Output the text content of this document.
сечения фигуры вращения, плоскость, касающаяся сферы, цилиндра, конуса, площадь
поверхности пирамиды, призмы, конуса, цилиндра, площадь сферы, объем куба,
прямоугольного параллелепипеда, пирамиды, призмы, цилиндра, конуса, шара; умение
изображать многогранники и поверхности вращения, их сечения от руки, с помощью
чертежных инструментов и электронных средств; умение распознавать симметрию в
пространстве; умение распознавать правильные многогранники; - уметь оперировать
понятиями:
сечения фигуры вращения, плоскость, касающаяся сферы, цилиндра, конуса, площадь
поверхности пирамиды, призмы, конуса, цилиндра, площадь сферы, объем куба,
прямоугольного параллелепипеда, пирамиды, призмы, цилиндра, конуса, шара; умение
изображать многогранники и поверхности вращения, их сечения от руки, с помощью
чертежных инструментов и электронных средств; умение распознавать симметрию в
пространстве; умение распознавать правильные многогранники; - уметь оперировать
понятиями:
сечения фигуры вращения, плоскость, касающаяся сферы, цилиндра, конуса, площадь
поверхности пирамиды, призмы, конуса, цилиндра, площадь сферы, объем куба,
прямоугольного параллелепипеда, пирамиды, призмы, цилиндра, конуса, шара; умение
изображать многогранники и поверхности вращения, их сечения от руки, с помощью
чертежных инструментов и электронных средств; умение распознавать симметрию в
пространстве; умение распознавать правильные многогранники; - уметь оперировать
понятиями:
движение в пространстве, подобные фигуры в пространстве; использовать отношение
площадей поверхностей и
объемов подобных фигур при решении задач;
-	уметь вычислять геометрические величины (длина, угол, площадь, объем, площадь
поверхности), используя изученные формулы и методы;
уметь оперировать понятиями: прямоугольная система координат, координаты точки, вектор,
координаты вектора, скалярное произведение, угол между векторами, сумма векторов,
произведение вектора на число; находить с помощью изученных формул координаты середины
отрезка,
□ □ □ □ □ □ □
## Task requirements:
Each line above is to be repeated exactly.

## Exercise response:
Output the text content of this document.
сечения фигуры вращения, плоскость, касающаяся сферы, цилиндра, конуса, площадь
поверхности пирамиды, призмы, конуса, цилиндра, площадь сферы, объем куба,
прямоугольного параллелепипеда, пирамиды, призмы, цилиндра, конуса, шара; умение
изображать многогранники и поверхности вращения, их сечения от руки, с помощью
чертежных инструментов и электронных средств; умение распознавать симметрию в
пространстве; умение распознавать правильные многогранники; - уметь оперировать
понятиями:
сечения фигуры вращения, плоскость, касающаяся сферы, цилиндра, конуса, площадь
поверхности пирамиды, призмы, конуса, цилиндра, площадь сферы, объем куба,
прямоугольного параллелепипеда, пирамиды, призмы, цилиндра, конуса, шара; умение
изображать многогранники и поверхности вращения, их сечения от руки, с помощью
чертежных инструментов и электронных средств; умение распознавать симметрию в
пространстве; умение распознавать правильные многогранники; - уметь оперировать
понятиями:
сечения фигуры вращения, плоскость, касающаяся сферы, цилиндра, конуса, площадь
поверхности пирамиды, призмы, конуса, цилиндра, площадь сферы, объем куба,
прямоугольного параллелепипеда, пирамиды, призмы, цилиндра, конуса, шара; умение
изображать многогранники и поверхности вращения, их сечения от руки, с помощью
чертежных инструментов и электронных средств; умение распознавать симметрию в
пространстве; умение распознавать правильные многогранники; - уметь оперировать
понятиями:
движение в пространстве, подобные фигуры в пространстве; использовать отношение
площадей поверхностей и
объемов подобных фигур при решении задач;
-	уметь вычислять геометрические величины (длина, угол, площадь, объем, площадь
поверхности), используя изученные формулы и методы;
уметь оперировать понятиями: прямоугольная система координат, координаты точки, вектор,
координаты вектора, скалярное произведение, угол между векторами, сумма векторов,
произведение вектора на число; находить с помощью изученных формул координаты середины
отрезка,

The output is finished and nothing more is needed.